▶ THE REQUEST
Each line of the listing that contains the word "Family" is to be copied.

━━━ RECORDS TO USE ━━━

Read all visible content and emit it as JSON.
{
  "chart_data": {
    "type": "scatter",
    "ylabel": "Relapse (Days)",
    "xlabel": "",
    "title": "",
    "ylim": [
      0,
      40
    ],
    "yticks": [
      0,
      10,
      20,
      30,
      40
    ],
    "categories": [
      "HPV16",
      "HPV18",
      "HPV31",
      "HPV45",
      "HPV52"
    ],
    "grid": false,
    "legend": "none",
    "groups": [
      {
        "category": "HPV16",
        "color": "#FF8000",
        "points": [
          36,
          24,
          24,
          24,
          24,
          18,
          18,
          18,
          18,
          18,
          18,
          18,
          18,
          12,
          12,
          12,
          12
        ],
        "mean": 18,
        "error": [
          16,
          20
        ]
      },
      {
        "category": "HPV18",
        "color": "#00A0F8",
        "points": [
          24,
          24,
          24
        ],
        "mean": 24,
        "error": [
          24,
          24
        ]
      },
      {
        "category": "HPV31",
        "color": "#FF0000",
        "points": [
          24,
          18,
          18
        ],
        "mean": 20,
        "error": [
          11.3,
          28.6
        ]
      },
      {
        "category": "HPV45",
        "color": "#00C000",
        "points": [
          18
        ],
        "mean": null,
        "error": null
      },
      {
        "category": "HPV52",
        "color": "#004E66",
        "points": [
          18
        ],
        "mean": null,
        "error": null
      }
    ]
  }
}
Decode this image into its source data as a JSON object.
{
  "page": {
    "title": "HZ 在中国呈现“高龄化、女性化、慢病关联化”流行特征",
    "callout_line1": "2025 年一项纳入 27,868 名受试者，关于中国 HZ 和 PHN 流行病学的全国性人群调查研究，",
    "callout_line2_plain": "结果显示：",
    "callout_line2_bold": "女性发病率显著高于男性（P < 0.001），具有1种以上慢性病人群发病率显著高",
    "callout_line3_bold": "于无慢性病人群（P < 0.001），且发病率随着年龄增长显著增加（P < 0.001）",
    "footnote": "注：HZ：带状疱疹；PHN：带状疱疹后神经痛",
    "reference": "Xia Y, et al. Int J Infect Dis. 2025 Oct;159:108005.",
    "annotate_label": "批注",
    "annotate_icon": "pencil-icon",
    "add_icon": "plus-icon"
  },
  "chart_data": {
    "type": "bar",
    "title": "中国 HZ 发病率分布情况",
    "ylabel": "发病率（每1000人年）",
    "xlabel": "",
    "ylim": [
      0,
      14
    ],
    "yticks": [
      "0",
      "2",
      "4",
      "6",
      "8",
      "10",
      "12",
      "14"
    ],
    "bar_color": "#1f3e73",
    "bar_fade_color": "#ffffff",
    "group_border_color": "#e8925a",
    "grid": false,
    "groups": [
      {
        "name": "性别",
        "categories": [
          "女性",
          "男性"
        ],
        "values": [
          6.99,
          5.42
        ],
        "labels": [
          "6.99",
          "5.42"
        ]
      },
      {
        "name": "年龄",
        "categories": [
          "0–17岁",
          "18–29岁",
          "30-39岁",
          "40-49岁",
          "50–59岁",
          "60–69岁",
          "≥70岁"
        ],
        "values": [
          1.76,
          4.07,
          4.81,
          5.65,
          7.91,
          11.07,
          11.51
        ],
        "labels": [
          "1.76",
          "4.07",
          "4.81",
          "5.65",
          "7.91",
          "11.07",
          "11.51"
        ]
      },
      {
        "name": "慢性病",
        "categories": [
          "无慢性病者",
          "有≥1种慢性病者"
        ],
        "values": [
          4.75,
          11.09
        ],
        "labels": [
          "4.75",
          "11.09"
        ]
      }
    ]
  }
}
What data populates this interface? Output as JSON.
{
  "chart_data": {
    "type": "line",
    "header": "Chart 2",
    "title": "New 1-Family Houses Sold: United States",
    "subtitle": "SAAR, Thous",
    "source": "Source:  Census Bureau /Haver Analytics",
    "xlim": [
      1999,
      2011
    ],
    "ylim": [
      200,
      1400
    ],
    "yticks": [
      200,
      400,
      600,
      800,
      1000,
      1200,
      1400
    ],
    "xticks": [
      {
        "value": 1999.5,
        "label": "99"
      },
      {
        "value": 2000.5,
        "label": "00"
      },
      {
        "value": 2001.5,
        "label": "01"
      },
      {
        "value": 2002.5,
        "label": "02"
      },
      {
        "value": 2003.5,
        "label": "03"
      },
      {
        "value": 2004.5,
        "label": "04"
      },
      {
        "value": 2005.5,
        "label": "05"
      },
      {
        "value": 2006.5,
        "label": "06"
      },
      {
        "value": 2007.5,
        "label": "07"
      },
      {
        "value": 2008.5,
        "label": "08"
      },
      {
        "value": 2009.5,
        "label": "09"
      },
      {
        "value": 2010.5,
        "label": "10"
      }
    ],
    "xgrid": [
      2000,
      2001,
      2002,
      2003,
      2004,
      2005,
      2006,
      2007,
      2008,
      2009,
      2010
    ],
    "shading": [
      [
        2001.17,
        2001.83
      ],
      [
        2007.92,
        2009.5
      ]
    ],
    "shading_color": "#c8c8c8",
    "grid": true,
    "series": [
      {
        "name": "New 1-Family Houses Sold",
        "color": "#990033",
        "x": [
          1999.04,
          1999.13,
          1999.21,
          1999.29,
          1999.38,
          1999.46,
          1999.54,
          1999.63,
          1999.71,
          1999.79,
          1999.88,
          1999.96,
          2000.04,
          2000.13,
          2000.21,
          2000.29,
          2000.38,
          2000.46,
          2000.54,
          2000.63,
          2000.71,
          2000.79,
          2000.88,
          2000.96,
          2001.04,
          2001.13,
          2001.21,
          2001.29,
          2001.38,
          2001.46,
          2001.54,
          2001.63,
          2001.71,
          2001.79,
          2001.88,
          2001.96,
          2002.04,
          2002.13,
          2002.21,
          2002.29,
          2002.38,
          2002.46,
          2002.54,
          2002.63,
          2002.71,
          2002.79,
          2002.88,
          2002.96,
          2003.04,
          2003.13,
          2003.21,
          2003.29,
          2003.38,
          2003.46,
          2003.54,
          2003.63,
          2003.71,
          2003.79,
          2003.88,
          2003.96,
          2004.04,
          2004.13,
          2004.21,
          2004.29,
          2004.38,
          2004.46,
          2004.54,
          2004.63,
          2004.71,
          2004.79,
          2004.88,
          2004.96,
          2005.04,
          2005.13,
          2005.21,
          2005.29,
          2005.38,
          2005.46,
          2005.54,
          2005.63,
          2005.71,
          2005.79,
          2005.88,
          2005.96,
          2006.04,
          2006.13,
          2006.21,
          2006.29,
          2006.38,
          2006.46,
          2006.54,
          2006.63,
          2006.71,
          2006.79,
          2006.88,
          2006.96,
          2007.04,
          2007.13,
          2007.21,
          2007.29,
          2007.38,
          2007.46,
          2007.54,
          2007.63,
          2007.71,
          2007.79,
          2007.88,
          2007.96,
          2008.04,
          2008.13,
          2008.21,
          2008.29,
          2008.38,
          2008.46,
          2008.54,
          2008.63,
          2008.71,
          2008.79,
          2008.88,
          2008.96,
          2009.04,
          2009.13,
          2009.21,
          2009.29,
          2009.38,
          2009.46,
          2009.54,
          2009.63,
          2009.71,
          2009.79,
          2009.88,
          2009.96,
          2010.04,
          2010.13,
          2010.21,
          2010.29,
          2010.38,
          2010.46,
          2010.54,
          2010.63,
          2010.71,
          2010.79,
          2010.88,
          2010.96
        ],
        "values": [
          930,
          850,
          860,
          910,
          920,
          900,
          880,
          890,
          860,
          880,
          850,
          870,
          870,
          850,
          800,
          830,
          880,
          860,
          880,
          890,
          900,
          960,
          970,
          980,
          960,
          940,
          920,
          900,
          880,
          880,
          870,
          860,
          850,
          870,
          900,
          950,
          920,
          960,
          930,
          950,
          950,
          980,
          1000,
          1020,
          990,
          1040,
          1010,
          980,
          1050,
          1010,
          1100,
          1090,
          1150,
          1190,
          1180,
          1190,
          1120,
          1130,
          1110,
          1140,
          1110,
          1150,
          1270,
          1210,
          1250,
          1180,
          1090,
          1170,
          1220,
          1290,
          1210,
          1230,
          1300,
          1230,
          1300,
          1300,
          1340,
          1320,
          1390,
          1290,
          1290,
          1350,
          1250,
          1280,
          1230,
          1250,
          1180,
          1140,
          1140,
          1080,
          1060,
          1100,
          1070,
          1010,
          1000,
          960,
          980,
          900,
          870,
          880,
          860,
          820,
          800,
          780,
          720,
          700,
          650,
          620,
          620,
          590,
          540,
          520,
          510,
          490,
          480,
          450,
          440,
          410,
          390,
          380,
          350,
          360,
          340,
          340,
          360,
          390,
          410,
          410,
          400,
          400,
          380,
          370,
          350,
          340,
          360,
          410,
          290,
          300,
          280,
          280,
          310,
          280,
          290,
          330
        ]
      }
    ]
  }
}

━━━

▶ WORKED ANSWER
    "title": "New 1-Family Houses Sold: United States",
        "name": "New 1-Family Houses Sold",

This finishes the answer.